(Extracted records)

——————

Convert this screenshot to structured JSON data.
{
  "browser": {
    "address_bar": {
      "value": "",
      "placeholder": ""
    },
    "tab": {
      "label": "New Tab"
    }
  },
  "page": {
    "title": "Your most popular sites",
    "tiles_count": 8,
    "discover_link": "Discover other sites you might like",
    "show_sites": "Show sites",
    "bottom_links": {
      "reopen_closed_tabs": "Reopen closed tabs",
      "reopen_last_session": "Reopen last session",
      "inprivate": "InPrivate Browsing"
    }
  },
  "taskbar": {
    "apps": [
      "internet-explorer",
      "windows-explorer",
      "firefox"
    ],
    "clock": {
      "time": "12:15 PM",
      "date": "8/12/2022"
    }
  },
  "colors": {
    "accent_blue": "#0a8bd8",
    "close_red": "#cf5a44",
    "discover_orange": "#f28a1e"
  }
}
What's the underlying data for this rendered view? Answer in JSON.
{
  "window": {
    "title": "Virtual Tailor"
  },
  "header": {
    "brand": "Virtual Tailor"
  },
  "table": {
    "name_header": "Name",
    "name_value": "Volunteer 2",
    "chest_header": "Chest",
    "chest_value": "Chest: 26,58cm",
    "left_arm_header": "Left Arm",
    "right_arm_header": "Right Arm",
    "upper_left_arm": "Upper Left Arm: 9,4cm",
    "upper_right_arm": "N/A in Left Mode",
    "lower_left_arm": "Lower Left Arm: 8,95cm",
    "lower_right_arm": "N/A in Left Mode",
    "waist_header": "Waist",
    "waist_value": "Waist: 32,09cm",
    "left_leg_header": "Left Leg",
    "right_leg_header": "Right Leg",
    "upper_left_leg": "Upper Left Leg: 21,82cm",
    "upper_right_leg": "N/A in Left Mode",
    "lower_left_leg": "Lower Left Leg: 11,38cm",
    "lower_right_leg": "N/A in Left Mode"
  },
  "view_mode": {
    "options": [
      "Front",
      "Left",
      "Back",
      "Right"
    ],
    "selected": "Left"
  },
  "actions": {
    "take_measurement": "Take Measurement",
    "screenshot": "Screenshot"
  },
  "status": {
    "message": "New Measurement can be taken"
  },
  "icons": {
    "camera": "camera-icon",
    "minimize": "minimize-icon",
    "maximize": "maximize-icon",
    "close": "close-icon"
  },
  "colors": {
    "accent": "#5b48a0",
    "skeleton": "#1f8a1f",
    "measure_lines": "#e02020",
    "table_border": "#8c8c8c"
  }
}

——————

CHALLENGE: Return every record above exactly as it appears.

IN RESPONSE:
Convert this screenshot to structured JSON data.
{
  "browser": {
    "address_bar": {
      "value": "",
      "placeholder": ""
    },
    "tab": {
      "label": "New Tab"
    }
  },
  "page": {
    "title": "Your most popular sites",
    "tiles_count": 8,
    "discover_link": "Discover other sites you might like",
    "show_sites": "Show sites",
    "bottom_links": {
      "reopen_closed_tabs": "Reopen closed tabs",
      "reopen_last_session": "Reopen last session",
      "inprivate": "InPrivate Browsing"
    }
  },
  "taskbar": {
    "apps": [
      "internet-explorer",
      "windows-explorer",
      "firefox"
    ],
    "clock": {
      "time": "12:15 PM",
      "date": "8/12/2022"
    }
  },
  "colors": {
    "accent_blue": "#0a8bd8",
    "close_red": "#cf5a44",
    "discover_orange": "#f28a1e"
  }
}
What's the underlying data for this rendered view? Answer in JSON.
{
  "window": {
    "title": "Virtual Tailor"
  },
  "header": {
    "brand": "Virtual Tailor"
  },
  "table": {
    "name_header": "Name",
    "name_value": "Volunteer 2",
    "chest_header": "Chest",
    "chest_value": "Chest: 26,58cm",
    "left_arm_header": "Left Arm",
    "right_arm_header": "Right Arm",
    "upper_left_arm": "Upper Left Arm: 9,4cm",
    "upper_right_arm": "N/A in Left Mode",
    "lower_left_arm": "Lower Left Arm: 8,95cm",
    "lower_right_arm": "N/A in Left Mode",
    "waist_header": "Waist",
    "waist_value": "Waist: 32,09cm",
    "left_leg_header": "Left Leg",
    "right_leg_header": "Right Leg",
    "upper_left_leg": "Upper Left Leg: 21,82cm",
    "upper_right_leg": "N/A in Left Mode",
    "lower_left_leg": "Lower Left Leg: 11,38cm",
    "lower_right_leg": "N/A in Left Mode"
  },
  "view_mode": {
    "options": [
      "Front",
      "Left",
      "Back",
      "Right"
    ],
    "selected": "Left"
  },
  "actions": {
    "take_measurement": "Take Measurement",
    "screenshot": "Screenshot"
  },
  "status": {
    "message": "New Measurement can be taken"
  },
  "icons": {
    "camera": "camera-icon",
    "minimize": "minimize-icon",
    "maximize": "maximize-icon",
    "close": "close-icon"
  },
  "colors": {
    "accent": "#5b48a0",
    "skeleton": "#1f8a1f",
    "measure_lines": "#e02020",
    "table_border": "#8c8c8c"
  }
}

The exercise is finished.